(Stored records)
[start]

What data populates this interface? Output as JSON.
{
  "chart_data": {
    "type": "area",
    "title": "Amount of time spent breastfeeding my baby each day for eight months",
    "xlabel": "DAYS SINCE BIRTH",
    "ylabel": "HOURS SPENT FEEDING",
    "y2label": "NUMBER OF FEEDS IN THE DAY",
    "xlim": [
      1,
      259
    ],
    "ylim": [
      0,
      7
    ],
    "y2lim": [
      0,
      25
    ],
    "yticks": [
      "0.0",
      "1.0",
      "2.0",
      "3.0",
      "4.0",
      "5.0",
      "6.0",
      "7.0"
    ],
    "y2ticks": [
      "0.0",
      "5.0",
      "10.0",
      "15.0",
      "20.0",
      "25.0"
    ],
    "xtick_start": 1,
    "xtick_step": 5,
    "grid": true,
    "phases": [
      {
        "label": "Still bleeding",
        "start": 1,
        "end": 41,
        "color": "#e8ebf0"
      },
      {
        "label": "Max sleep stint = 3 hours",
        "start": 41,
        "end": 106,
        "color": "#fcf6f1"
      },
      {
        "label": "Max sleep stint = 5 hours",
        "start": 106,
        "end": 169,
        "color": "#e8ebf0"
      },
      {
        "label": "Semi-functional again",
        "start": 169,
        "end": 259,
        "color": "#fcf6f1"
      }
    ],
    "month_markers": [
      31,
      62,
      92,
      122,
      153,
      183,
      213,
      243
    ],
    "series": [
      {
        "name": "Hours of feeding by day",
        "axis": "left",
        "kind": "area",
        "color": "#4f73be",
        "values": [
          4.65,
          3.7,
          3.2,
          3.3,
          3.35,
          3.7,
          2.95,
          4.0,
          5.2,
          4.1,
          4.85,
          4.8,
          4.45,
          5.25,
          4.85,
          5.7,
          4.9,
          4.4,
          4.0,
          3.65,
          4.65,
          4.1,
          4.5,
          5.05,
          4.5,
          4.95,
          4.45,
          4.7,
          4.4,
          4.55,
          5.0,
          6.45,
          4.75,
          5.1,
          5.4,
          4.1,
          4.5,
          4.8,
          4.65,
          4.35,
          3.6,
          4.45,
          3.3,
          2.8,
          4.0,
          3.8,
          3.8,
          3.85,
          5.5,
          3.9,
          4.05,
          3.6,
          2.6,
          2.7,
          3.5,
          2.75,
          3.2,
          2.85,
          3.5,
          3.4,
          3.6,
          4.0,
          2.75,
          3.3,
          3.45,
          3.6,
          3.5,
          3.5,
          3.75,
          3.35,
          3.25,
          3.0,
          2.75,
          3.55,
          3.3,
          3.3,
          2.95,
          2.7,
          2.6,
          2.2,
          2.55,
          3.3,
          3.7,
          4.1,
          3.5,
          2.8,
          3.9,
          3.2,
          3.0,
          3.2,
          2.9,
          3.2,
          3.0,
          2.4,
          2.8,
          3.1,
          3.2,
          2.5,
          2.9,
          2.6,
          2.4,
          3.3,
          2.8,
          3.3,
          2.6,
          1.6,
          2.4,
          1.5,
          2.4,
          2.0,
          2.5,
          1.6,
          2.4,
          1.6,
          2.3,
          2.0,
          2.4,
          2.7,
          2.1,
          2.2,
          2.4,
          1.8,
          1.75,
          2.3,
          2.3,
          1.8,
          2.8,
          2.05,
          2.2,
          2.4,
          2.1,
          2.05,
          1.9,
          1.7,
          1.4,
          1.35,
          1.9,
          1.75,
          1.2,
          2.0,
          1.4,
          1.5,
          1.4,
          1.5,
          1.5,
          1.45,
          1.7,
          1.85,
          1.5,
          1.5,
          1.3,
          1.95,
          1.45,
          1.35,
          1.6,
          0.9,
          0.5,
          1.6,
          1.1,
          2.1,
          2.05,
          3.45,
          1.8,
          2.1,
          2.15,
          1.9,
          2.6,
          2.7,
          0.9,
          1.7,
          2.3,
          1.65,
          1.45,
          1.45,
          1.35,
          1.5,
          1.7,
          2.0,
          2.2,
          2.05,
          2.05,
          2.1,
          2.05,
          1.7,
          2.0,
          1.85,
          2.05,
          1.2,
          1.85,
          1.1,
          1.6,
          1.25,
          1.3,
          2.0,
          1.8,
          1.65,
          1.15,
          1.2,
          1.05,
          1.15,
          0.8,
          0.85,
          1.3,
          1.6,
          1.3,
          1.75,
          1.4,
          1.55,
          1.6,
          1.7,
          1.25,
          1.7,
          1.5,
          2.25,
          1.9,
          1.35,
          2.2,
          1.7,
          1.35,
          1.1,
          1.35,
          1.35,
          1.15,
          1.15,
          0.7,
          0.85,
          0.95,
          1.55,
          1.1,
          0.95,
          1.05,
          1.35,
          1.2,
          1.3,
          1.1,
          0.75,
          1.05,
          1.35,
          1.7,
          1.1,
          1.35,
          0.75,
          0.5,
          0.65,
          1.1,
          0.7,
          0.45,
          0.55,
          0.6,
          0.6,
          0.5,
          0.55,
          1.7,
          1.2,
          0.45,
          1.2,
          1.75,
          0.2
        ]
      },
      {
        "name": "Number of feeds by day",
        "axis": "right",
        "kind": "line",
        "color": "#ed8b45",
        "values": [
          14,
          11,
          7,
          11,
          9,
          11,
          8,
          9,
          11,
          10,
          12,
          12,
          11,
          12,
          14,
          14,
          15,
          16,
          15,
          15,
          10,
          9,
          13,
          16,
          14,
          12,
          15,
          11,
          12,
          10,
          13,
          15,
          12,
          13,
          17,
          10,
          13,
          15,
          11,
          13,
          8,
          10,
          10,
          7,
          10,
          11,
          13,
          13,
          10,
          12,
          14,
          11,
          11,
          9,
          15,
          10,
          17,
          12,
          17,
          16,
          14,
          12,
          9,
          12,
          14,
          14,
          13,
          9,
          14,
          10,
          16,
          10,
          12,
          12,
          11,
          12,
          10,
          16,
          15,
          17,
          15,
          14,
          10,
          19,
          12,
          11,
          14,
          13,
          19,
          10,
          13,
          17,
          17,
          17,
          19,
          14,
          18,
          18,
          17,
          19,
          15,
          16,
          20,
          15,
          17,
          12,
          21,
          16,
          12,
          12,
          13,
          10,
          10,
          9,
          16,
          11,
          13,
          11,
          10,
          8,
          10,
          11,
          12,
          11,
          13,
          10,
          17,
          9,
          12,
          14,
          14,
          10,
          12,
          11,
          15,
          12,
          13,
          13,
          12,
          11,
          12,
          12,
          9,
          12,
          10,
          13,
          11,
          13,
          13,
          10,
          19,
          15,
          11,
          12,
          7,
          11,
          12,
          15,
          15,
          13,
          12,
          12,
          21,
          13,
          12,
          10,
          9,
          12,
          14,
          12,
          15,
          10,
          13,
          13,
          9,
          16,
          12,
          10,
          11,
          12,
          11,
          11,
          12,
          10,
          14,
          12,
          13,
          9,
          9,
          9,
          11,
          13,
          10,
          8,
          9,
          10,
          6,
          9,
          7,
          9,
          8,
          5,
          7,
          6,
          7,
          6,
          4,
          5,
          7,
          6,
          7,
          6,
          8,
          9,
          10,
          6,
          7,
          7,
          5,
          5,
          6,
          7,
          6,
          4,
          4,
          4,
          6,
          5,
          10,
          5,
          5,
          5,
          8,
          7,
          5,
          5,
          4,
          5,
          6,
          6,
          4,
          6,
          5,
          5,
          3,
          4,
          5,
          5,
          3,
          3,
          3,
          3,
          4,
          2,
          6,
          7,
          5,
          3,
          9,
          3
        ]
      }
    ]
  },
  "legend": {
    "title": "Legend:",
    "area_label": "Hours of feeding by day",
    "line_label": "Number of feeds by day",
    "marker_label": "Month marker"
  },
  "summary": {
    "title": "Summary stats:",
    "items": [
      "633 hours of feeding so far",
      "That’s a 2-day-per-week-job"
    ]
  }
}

[end]
[start]

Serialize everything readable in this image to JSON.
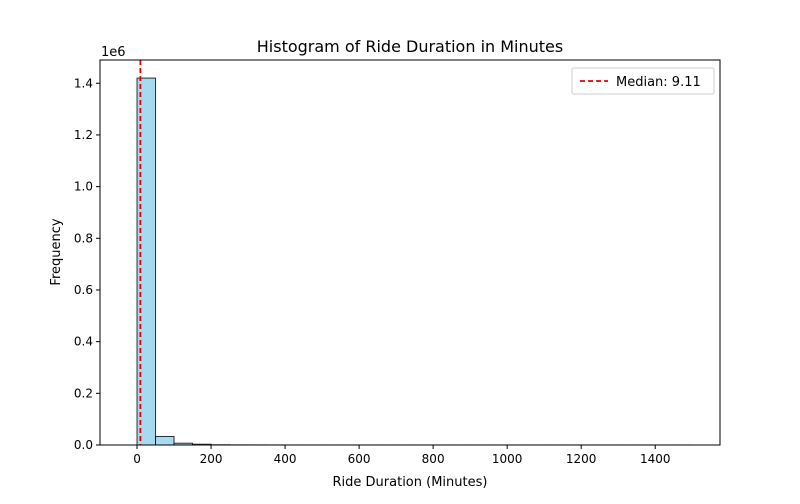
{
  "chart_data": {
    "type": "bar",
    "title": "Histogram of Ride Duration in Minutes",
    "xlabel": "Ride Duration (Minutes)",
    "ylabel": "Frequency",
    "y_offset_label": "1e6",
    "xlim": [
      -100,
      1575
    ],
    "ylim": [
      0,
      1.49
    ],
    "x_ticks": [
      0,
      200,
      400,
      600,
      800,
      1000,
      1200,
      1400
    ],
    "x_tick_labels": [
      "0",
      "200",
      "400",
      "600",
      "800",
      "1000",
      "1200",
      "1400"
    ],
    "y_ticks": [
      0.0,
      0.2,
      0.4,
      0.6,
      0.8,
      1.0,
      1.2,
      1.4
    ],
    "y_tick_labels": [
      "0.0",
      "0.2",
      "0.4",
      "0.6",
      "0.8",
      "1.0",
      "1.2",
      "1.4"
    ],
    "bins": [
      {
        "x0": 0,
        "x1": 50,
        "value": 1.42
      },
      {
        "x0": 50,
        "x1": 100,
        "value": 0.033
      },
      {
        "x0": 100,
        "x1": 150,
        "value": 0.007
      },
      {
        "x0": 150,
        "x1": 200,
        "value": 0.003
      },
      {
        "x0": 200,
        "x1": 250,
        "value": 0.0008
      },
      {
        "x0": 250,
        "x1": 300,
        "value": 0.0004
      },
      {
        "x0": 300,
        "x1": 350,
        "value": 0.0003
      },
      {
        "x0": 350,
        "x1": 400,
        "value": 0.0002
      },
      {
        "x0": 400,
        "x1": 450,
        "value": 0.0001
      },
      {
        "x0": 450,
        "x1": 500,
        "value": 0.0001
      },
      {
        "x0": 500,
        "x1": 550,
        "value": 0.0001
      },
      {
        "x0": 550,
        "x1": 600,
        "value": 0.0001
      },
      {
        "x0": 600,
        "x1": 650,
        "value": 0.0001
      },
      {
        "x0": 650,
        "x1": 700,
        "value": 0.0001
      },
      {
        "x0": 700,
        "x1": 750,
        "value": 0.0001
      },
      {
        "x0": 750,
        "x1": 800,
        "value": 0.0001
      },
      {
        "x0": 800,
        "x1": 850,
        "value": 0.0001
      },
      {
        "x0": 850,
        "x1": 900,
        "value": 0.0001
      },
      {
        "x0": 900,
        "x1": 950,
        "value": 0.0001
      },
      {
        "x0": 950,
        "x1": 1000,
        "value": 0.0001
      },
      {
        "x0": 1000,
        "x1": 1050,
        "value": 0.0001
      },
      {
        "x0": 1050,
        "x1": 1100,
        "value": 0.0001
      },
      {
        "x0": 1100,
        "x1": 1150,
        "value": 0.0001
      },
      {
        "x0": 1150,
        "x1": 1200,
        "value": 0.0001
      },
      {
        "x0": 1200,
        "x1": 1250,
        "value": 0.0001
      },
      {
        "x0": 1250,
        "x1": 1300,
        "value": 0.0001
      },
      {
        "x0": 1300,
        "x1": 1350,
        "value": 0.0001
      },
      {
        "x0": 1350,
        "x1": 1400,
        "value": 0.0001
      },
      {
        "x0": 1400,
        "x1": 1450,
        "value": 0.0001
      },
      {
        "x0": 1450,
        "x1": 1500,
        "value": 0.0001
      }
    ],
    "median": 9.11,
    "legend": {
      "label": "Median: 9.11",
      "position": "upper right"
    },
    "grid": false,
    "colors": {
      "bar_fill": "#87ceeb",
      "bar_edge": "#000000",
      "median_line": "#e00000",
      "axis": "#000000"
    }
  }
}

[end]

Reply with nothing but a number: how many lines of the entries above contain the string "xlabel"?

• **Solution to this problem**: 2